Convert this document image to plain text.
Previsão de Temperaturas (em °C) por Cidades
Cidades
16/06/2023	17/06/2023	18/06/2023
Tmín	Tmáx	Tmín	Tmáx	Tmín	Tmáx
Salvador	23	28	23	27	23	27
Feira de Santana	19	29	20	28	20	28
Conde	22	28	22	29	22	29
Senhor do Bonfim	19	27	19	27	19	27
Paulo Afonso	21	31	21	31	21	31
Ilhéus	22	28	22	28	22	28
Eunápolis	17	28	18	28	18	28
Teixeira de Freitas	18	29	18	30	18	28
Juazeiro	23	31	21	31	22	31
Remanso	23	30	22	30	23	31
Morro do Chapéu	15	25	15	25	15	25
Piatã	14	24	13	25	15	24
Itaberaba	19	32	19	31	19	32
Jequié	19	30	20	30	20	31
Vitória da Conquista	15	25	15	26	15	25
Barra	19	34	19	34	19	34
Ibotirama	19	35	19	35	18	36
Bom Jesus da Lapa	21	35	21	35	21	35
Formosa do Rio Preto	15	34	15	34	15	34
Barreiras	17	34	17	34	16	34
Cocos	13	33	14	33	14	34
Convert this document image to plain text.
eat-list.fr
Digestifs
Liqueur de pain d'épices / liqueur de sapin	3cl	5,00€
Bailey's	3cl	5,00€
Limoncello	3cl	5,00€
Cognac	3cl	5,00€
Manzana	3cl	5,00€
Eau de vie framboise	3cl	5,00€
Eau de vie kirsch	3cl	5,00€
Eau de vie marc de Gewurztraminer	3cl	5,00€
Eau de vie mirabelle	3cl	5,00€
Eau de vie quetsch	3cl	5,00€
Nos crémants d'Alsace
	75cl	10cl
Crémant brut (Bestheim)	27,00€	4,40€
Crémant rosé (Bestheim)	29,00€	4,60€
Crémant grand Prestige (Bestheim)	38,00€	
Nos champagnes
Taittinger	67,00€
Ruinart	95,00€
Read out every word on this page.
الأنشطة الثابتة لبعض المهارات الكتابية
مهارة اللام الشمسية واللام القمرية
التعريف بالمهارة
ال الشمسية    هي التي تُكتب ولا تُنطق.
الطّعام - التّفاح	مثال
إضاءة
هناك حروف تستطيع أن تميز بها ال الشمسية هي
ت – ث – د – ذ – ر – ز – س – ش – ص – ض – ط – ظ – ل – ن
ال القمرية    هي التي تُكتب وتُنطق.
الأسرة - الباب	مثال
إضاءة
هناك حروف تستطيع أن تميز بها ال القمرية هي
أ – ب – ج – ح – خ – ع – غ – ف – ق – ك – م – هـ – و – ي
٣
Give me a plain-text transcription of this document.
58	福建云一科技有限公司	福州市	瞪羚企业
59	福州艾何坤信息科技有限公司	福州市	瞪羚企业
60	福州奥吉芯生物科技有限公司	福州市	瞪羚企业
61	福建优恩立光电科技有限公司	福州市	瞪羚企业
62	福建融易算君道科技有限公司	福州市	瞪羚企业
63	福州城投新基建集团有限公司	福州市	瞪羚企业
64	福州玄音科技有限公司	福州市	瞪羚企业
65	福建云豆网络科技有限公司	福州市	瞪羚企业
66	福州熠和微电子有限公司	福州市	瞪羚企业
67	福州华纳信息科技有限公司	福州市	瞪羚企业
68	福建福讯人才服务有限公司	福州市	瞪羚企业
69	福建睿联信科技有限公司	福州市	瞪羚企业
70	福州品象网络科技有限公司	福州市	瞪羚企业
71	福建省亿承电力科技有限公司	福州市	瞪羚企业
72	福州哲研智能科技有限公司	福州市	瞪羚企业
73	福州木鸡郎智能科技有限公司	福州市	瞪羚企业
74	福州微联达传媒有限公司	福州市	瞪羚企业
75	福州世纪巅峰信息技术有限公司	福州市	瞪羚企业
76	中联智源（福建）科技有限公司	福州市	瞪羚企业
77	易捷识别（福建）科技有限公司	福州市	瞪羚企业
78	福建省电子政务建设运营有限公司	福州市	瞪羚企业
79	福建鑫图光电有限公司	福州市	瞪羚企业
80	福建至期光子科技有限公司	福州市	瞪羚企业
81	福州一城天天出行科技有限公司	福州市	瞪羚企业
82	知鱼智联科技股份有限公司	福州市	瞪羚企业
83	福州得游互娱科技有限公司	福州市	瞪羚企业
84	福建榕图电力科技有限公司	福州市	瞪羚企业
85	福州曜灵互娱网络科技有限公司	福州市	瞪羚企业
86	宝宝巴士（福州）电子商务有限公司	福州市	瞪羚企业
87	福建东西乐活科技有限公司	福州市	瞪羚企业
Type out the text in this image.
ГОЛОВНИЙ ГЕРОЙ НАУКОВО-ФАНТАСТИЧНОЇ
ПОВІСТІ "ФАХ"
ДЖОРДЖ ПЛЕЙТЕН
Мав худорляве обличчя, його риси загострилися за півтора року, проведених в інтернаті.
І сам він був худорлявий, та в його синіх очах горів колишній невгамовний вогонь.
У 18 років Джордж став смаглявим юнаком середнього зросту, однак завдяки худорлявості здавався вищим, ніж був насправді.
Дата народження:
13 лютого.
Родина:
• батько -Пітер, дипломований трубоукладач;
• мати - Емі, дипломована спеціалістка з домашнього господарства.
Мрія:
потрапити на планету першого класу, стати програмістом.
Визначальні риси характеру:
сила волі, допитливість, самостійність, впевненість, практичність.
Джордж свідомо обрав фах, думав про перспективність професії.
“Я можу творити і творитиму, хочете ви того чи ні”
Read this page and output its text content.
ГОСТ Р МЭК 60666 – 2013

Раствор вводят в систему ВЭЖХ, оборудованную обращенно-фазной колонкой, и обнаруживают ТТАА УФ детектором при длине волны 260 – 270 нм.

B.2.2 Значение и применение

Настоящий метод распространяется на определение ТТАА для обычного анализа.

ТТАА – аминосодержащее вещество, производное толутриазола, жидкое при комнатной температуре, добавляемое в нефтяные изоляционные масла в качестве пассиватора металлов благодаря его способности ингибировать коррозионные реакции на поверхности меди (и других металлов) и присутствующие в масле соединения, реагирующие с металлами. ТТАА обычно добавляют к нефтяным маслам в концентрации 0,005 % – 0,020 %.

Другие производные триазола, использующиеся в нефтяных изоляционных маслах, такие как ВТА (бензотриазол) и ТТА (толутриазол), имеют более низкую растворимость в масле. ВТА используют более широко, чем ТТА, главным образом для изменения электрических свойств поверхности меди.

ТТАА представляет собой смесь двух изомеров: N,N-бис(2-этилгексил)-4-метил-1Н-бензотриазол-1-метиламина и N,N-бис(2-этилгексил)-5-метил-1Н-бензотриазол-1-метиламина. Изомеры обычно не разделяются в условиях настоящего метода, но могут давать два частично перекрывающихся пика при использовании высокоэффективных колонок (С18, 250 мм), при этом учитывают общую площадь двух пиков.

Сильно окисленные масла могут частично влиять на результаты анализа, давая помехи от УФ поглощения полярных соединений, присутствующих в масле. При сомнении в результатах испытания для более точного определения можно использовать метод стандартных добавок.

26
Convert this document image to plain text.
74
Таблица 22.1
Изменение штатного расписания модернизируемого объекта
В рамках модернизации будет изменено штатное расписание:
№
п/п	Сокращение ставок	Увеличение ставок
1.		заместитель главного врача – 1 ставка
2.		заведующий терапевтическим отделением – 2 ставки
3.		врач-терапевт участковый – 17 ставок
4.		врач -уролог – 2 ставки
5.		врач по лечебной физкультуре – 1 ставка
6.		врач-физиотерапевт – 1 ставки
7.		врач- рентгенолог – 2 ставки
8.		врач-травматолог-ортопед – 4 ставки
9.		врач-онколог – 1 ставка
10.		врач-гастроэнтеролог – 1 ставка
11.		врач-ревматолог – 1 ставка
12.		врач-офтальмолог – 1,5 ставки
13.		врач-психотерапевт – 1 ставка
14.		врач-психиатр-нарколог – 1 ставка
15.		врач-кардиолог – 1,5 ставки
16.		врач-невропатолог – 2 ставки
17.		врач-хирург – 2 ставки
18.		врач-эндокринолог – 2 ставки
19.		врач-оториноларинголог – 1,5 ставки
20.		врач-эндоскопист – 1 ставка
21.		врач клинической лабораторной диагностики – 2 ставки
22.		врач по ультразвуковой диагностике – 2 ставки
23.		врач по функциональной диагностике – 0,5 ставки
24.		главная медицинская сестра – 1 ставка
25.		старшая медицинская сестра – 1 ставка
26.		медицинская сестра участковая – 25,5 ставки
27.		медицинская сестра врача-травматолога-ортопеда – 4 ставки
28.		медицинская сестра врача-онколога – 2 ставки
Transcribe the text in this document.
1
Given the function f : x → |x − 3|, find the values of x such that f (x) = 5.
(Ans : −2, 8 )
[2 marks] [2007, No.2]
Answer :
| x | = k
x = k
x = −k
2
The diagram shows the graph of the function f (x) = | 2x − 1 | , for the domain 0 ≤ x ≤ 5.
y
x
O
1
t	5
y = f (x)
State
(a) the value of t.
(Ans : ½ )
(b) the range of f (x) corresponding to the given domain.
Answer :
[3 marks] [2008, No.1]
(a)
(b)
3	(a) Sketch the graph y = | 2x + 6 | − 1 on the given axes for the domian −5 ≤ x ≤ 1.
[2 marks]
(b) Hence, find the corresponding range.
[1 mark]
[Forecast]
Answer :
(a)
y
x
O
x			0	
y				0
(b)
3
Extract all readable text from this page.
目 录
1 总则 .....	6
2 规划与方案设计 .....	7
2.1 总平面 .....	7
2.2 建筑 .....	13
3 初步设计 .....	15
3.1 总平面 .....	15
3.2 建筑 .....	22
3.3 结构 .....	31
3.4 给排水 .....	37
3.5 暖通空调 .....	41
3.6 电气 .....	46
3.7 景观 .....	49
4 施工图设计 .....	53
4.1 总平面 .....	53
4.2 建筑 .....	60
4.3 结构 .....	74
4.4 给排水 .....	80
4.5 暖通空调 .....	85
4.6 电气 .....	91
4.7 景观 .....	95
--
*REQUIRED WORK*.
Point out every line holding the string "диагностике" and copy it.

*OUTPUT OF THE TASK*.
22.		врач по ультразвуковой диагностике – 2 ставки
23.		врач по функциональной диагностике – 0,5 ставки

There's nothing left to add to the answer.